GIVEN INSTRUCTION.
Repeat, exactly and completely, the material that follows. Omit the pictures.
══ RECORD LIST
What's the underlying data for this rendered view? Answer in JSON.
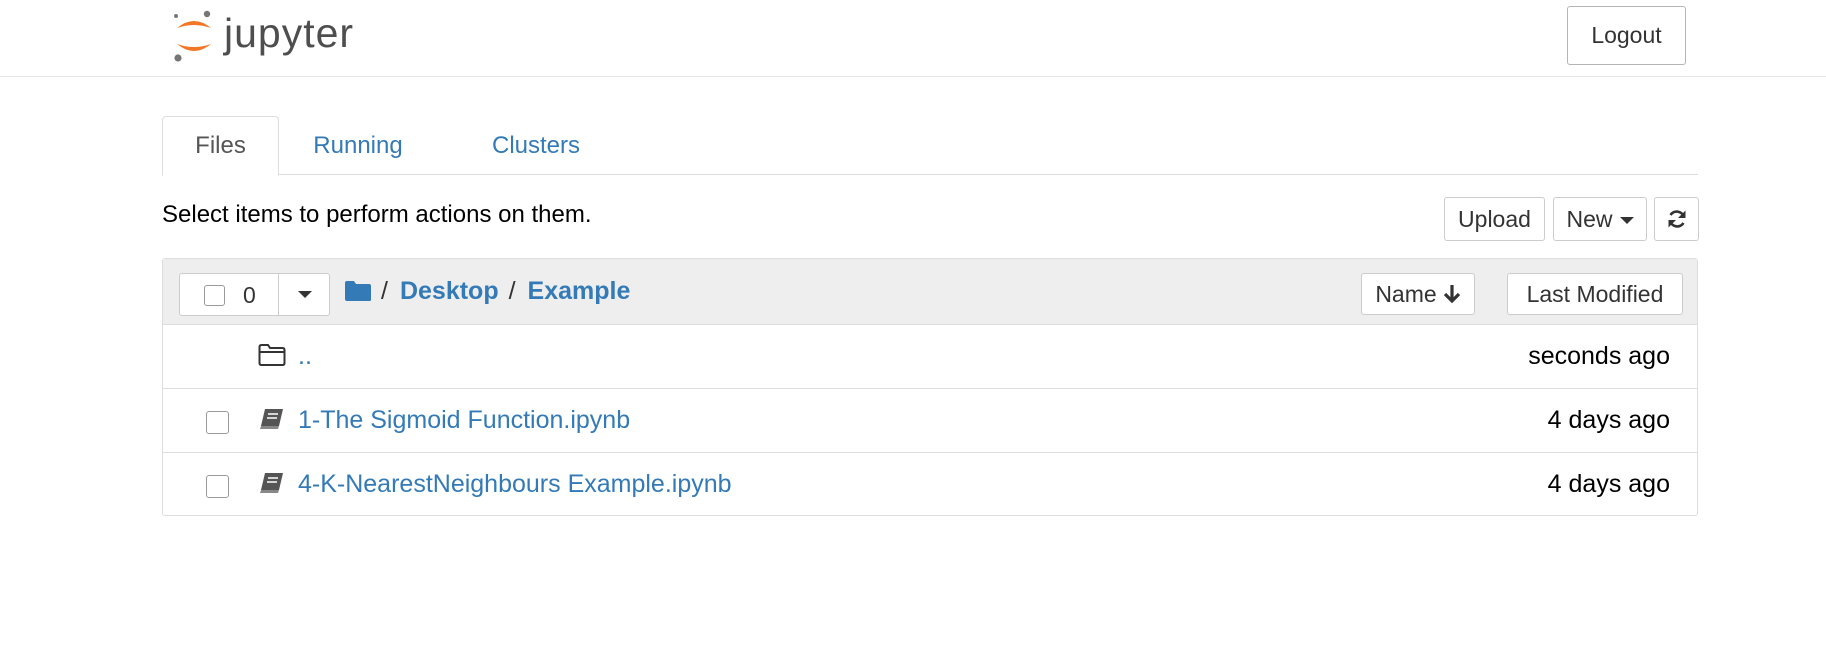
{
  "header": {
    "logo_text": "jupyter",
    "logout_label": "Logout",
    "brand_colors": {
      "orange": "#F37726",
      "grey": "#767677"
    }
  },
  "tabs": [
    {
      "label": "Files",
      "active": true
    },
    {
      "label": "Running",
      "active": false
    },
    {
      "label": "Clusters",
      "active": false
    }
  ],
  "toolbar": {
    "hint": "Select items to perform actions on them.",
    "upload_label": "Upload",
    "new_label": "New",
    "refresh_icon": "refresh-icon"
  },
  "list_header": {
    "selected_count": "0",
    "breadcrumb": [
      {
        "label": "Desktop"
      },
      {
        "label": "Example"
      }
    ],
    "separator": "/",
    "sort_name_label": "Name",
    "sort_modified_label": "Last Modified"
  },
  "items": [
    {
      "name": "..",
      "type": "folder",
      "modified": "seconds ago"
    },
    {
      "name": "1-The Sigmoid Function.ipynb",
      "type": "notebook",
      "modified": "4 days ago"
    },
    {
      "name": "4-K-NearestNeighbours Example.ipynb",
      "type": "notebook",
      "modified": "4 days ago"
    }
  ],
  "colors": {
    "link": "#337ab7",
    "list_header_bg": "#eeeeee",
    "border": "#dddddd"
  }
}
════
FULL RESPONSE.
What's the underlying data for this rendered view? Answer in JSON.
{
  "header": {
    "logo_text": "jupyter",
    "logout_label": "Logout",
    "brand_colors": {
      "orange": "#F37726",
      "grey": "#767677"
    }
  },
  "tabs": [
    {
      "label": "Files",
      "active": true
    },
    {
      "label": "Running",
      "active": false
    },
    {
      "label": "Clusters",
      "active": false
    }
  ],
  "toolbar": {
    "hint": "Select items to perform actions on them.",
    "upload_label": "Upload",
    "new_label": "New",
    "refresh_icon": "refresh-icon"
  },
  "list_header": {
    "selected_count": "0",
    "breadcrumb": [
      {
        "label": "Desktop"
      },
      {
        "label": "Example"
      }
    ],
    "separator": "/",
    "sort_name_label": "Name",
    "sort_modified_label": "Last Modified"
  },
  "items": [
    {
      "name": "..",
      "type": "folder",
      "modified": "seconds ago"
    },
    {
      "name": "1-The Sigmoid Function.ipynb",
      "type": "notebook",
      "modified": "4 days ago"
    },
    {
      "name": "4-K-NearestNeighbours Example.ipynb",
      "type": "notebook",
      "modified": "4 days ago"
    }
  ],
  "colors": {
    "link": "#337ab7",
    "list_header_bg": "#eeeeee",
    "border": "#dddddd"
  }
}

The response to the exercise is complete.